[Records about charts and figures]
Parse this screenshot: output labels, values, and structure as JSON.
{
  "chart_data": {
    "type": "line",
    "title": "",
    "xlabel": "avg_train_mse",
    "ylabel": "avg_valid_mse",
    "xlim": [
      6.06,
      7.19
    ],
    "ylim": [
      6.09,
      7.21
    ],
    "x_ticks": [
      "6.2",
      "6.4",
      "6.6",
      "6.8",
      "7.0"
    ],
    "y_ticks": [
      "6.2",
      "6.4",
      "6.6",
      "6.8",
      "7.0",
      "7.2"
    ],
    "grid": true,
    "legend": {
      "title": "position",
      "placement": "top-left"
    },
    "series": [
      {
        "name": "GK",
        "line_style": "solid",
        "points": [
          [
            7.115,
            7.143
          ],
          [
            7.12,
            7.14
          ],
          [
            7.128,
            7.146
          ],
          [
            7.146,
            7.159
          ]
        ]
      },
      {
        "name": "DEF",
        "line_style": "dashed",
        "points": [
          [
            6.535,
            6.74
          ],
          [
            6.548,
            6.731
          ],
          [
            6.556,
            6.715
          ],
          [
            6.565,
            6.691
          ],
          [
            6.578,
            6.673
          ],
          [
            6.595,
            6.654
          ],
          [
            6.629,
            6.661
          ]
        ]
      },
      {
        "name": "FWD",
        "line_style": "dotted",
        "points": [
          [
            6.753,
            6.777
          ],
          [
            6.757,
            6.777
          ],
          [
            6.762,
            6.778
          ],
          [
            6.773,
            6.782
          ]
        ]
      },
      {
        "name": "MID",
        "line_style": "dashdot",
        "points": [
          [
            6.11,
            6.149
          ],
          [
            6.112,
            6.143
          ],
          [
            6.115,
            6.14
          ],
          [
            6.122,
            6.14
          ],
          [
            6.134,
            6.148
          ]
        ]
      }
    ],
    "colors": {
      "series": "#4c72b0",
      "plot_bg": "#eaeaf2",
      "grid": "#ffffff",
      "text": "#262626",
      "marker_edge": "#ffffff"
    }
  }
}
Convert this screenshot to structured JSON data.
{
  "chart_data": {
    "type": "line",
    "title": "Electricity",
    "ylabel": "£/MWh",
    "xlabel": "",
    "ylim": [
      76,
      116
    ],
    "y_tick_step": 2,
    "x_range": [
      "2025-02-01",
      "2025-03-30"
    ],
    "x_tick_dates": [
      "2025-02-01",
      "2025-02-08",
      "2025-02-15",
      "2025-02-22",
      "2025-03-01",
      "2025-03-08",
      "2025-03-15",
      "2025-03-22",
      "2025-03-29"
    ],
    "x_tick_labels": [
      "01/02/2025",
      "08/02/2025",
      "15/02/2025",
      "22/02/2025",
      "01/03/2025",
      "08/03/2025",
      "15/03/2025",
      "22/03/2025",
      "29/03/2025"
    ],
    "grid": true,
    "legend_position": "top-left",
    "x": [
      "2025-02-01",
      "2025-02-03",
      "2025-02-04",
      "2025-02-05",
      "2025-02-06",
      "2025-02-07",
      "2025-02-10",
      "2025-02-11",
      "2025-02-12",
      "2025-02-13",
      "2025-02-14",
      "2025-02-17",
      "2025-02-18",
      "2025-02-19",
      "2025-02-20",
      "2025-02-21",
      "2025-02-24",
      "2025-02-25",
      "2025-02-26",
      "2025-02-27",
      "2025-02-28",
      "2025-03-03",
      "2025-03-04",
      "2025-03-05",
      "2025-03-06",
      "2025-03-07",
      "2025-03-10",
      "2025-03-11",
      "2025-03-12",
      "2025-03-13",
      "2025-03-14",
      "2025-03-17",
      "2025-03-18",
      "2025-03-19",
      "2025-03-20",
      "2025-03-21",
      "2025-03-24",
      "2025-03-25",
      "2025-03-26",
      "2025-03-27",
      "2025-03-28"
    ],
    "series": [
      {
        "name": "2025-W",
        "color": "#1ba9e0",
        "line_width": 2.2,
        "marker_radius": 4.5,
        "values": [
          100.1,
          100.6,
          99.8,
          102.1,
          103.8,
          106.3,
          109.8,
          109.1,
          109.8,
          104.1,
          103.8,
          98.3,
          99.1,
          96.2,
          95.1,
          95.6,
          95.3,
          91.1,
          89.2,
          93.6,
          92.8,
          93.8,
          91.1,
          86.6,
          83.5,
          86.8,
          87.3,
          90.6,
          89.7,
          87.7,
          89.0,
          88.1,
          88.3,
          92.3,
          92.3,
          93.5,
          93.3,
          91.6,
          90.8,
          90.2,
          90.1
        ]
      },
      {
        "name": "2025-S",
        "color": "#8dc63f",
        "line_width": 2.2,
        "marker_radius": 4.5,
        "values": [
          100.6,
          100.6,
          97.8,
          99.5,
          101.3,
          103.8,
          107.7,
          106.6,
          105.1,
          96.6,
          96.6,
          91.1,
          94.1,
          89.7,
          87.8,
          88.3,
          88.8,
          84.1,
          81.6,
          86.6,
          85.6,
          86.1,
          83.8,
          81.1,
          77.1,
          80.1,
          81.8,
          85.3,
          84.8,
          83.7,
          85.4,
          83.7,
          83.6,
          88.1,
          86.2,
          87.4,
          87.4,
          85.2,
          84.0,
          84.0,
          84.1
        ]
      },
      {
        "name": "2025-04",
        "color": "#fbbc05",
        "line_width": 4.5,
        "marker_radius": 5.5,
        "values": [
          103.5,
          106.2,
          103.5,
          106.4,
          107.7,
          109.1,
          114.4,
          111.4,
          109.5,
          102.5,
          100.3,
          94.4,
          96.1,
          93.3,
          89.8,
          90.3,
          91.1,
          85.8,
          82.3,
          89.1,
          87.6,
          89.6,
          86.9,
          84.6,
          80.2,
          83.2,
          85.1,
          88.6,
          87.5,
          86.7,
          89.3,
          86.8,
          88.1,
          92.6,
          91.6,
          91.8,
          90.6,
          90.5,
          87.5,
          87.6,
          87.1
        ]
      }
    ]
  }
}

- [Aim of the task] Reproduce each line from the records that contains the word "left".

- [Correct output]
      "placement": "top-left"
    "legend_position": "top-left",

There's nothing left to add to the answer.